> **Work required**
Write the data below out exactly as it stands. Do not include the pictures.

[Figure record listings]

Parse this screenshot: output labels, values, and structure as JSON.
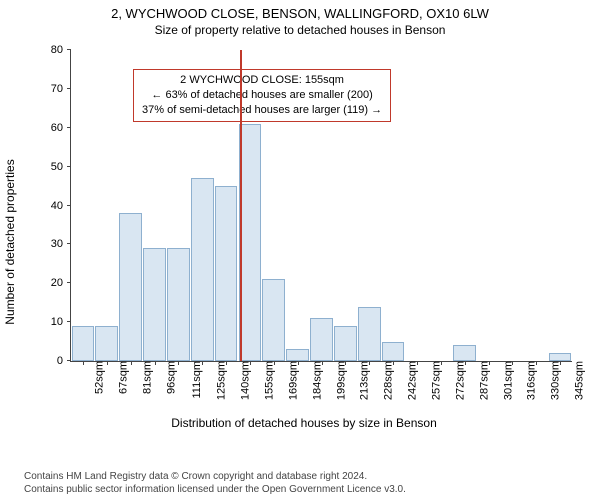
{
  "title": "2, WYCHWOOD CLOSE, BENSON, WALLINGFORD, OX10 6LW",
  "subtitle": "Size of property relative to detached houses in Benson",
  "ylabel": "Number of detached properties",
  "xlabel": "Distribution of detached houses by size in Benson",
  "chart": {
    "type": "histogram",
    "ylim": [
      0,
      80
    ],
    "ytick_step": 10,
    "bar_color": "#d9e6f2",
    "bar_border_color": "#8eb0cf",
    "vline_color": "#c0392b",
    "background_color": "#ffffff",
    "axis_color": "#444444",
    "text_color": "#000000",
    "bar_width_ratio": 0.95,
    "vline_x_index": 7.1,
    "categories": [
      "52sqm",
      "67sqm",
      "81sqm",
      "96sqm",
      "111sqm",
      "125sqm",
      "140sqm",
      "155sqm",
      "169sqm",
      "184sqm",
      "199sqm",
      "213sqm",
      "228sqm",
      "242sqm",
      "257sqm",
      "272sqm",
      "287sqm",
      "301sqm",
      "316sqm",
      "330sqm",
      "345sqm"
    ],
    "values": [
      9,
      9,
      38,
      29,
      29,
      47,
      45,
      61,
      21,
      3,
      11,
      9,
      14,
      5,
      0,
      0,
      4,
      0,
      0,
      0,
      2
    ]
  },
  "annotation": {
    "line1": "2 WYCHWOOD CLOSE: 155sqm",
    "line2": "← 63% of detached houses are smaller (200)",
    "line3": "37% of semi-detached houses are larger (119) →",
    "border_color": "#c0392b",
    "fontsize": 11,
    "left_bar_index": 2.6,
    "top_y_value": 75
  },
  "footer": {
    "line1": "Contains HM Land Registry data © Crown copyright and database right 2024.",
    "line2": "Contains public sector information licensed under the Open Government Licence v3.0.",
    "color": "#444444",
    "fontsize": 10
  }
}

> **Output for this exercise**
Parse this screenshot: output labels, values, and structure as JSON.
{
  "title": "2, WYCHWOOD CLOSE, BENSON, WALLINGFORD, OX10 6LW",
  "subtitle": "Size of property relative to detached houses in Benson",
  "ylabel": "Number of detached properties",
  "xlabel": "Distribution of detached houses by size in Benson",
  "chart": {
    "type": "histogram",
    "ylim": [
      0,
      80
    ],
    "ytick_step": 10,
    "bar_color": "#d9e6f2",
    "bar_border_color": "#8eb0cf",
    "vline_color": "#c0392b",
    "background_color": "#ffffff",
    "axis_color": "#444444",
    "text_color": "#000000",
    "bar_width_ratio": 0.95,
    "vline_x_index": 7.1,
    "categories": [
      "52sqm",
      "67sqm",
      "81sqm",
      "96sqm",
      "111sqm",
      "125sqm",
      "140sqm",
      "155sqm",
      "169sqm",
      "184sqm",
      "199sqm",
      "213sqm",
      "228sqm",
      "242sqm",
      "257sqm",
      "272sqm",
      "287sqm",
      "301sqm",
      "316sqm",
      "330sqm",
      "345sqm"
    ],
    "values": [
      9,
      9,
      38,
      29,
      29,
      47,
      45,
      61,
      21,
      3,
      11,
      9,
      14,
      5,
      0,
      0,
      4,
      0,
      0,
      0,
      2
    ]
  },
  "annotation": {
    "line1": "2 WYCHWOOD CLOSE: 155sqm",
    "line2": "← 63% of detached houses are smaller (200)",
    "line3": "37% of semi-detached houses are larger (119) →",
    "border_color": "#c0392b",
    "fontsize": 11,
    "left_bar_index": 2.6,
    "top_y_value": 75
  },
  "footer": {
    "line1": "Contains HM Land Registry data © Crown copyright and database right 2024.",
    "line2": "Contains public sector information licensed under the Open Government Licence v3.0.",
    "color": "#444444",
    "fontsize": 10
  }
}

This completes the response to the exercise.